Problem to work on.
Gather all lines in the data that hold the string "Государственная".

Listed records.
━━━━━━━━━━
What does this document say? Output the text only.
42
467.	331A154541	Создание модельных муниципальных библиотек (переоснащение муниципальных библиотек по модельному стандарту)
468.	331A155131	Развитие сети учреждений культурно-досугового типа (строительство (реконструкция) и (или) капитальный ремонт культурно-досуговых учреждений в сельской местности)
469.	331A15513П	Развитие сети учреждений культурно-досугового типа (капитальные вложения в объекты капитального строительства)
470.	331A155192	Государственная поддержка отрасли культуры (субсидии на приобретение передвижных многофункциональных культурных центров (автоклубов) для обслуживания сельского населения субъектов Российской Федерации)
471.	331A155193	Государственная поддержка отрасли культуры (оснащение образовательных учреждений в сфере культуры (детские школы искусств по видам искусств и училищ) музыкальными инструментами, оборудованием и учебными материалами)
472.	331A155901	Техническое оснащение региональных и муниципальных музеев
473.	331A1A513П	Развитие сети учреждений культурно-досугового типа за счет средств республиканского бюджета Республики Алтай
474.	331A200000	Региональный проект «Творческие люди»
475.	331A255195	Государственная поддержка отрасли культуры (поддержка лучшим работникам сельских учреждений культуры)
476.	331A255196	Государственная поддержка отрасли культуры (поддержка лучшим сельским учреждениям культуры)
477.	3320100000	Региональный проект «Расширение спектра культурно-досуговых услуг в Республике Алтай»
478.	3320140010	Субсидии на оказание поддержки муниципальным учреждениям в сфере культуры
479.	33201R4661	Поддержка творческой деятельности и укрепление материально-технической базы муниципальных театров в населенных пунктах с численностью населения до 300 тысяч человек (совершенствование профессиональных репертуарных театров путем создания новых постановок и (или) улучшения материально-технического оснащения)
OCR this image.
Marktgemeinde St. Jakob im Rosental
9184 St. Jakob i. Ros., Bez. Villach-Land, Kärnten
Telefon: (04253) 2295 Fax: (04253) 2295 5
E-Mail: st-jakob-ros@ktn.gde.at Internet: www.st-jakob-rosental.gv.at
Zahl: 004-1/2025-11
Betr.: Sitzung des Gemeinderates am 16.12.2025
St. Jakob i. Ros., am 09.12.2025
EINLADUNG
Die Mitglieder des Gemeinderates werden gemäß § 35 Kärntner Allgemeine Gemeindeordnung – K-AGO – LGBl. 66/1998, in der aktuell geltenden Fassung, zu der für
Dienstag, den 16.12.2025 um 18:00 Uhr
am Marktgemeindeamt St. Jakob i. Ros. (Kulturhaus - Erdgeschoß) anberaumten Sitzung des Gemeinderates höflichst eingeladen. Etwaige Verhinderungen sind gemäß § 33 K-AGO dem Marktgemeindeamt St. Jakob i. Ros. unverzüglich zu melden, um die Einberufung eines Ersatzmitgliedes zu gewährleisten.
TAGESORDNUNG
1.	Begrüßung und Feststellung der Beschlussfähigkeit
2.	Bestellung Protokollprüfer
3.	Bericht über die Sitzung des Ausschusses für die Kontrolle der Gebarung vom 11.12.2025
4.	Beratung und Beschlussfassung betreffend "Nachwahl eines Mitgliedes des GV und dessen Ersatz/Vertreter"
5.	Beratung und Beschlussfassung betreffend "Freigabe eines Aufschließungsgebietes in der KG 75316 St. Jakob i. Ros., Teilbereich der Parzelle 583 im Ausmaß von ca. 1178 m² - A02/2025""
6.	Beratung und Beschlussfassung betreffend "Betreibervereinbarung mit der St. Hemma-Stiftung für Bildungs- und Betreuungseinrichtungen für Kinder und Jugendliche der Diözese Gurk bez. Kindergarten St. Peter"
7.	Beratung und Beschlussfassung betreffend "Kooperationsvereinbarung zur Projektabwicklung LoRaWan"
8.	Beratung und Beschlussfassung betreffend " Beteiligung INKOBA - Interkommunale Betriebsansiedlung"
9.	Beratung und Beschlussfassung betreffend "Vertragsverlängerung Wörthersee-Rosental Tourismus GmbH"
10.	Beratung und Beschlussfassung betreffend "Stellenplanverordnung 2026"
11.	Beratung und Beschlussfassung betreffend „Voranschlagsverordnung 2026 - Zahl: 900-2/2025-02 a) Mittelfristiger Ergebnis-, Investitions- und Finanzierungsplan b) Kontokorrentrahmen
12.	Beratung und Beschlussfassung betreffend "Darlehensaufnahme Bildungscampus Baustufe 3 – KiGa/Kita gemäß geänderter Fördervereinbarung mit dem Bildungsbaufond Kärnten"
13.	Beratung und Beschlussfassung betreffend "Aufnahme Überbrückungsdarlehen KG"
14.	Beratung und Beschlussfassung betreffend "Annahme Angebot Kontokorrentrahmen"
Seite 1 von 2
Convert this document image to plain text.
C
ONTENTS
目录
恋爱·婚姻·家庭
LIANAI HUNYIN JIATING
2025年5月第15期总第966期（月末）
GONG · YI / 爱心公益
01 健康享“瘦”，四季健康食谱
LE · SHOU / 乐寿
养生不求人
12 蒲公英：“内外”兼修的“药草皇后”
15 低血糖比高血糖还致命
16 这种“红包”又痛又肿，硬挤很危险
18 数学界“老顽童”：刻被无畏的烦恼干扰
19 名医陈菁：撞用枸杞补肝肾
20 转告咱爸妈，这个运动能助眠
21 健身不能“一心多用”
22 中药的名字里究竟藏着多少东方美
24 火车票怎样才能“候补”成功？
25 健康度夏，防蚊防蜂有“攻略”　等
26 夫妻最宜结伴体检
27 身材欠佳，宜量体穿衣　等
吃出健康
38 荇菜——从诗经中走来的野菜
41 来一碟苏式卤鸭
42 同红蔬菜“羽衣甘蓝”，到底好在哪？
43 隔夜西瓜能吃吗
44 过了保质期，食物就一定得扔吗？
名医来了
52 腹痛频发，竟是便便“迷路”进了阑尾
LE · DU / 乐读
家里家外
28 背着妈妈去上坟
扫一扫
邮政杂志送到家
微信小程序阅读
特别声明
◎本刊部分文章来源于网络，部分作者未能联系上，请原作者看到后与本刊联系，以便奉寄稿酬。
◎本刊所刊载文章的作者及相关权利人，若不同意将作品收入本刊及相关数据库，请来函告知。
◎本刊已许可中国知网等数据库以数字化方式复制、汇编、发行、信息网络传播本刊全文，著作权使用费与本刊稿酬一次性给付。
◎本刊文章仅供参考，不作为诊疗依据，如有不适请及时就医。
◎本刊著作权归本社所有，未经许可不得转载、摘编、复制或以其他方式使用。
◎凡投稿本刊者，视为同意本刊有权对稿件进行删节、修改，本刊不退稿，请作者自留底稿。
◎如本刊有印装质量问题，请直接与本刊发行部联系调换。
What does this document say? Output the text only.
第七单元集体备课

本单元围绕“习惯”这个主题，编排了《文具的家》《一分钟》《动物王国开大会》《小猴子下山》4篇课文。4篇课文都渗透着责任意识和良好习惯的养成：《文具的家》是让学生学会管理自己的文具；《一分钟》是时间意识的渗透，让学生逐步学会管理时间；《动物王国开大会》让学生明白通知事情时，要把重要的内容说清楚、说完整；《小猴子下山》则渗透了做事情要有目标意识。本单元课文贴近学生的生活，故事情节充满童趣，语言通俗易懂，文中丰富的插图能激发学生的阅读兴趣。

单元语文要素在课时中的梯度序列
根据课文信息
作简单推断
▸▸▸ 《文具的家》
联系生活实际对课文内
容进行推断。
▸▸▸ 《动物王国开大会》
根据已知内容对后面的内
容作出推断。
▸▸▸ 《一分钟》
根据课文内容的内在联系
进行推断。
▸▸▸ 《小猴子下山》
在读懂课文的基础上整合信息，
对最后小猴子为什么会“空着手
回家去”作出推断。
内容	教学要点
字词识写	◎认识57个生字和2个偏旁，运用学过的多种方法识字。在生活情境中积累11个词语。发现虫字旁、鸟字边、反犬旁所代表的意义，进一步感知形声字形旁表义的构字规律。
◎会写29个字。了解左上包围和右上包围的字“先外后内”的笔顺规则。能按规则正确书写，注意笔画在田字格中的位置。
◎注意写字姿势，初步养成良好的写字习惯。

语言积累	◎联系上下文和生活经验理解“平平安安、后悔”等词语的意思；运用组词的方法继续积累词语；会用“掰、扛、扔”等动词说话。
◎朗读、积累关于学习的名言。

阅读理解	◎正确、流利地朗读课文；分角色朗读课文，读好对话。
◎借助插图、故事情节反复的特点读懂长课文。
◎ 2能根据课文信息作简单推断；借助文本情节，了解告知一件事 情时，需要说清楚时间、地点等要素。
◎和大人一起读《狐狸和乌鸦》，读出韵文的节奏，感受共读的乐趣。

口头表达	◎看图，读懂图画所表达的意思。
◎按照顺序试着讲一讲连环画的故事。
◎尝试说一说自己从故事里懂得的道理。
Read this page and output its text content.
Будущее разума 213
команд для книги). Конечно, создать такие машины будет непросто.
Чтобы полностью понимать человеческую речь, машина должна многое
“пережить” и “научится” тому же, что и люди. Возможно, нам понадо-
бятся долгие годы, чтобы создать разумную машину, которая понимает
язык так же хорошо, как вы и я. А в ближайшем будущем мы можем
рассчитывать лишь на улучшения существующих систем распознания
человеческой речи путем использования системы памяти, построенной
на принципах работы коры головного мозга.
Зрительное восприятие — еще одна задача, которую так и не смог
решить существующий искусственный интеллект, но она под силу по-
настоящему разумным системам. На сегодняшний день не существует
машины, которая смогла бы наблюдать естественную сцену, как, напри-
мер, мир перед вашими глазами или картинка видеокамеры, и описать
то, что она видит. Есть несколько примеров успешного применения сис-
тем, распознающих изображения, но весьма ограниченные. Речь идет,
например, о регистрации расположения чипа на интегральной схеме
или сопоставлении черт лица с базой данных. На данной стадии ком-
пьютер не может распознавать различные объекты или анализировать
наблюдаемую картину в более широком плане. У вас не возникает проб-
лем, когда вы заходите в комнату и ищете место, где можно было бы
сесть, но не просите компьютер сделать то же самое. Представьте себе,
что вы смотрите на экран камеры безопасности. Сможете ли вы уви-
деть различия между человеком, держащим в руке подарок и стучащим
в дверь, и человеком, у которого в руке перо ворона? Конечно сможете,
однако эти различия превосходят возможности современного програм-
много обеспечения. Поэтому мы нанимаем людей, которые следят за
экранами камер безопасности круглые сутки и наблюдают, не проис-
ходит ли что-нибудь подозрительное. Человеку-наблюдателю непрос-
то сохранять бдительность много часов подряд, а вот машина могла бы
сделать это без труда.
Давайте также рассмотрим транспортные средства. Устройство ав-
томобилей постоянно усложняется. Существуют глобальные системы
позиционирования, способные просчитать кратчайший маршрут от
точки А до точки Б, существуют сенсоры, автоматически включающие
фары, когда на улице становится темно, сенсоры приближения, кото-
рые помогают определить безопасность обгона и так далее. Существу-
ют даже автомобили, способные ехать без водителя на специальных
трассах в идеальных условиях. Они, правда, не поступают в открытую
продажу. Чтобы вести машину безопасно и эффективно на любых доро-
━━━━━━━━━━
Result of the exercise.
470.	331A155192	Государственная поддержка отрасли культуры (субсидии на приобретение передвижных многофункциональных культурных центров (автоклубов) для обслуживания сельского населения субъектов Российской Федерации)
471.	331A155193	Государственная поддержка отрасли культуры (оснащение образовательных учреждений в сфере культуры (детские школы искусств по видам искусств и училищ) музыкальными инструментами, оборудованием и учебными материалами)
475.	331A255195	Государственная поддержка отрасли культуры (поддержка лучшим работникам сельских учреждений культуры)
476.	331A255196	Государственная поддержка отрасли культуры (поддержка лучшим сельским учреждениям культуры)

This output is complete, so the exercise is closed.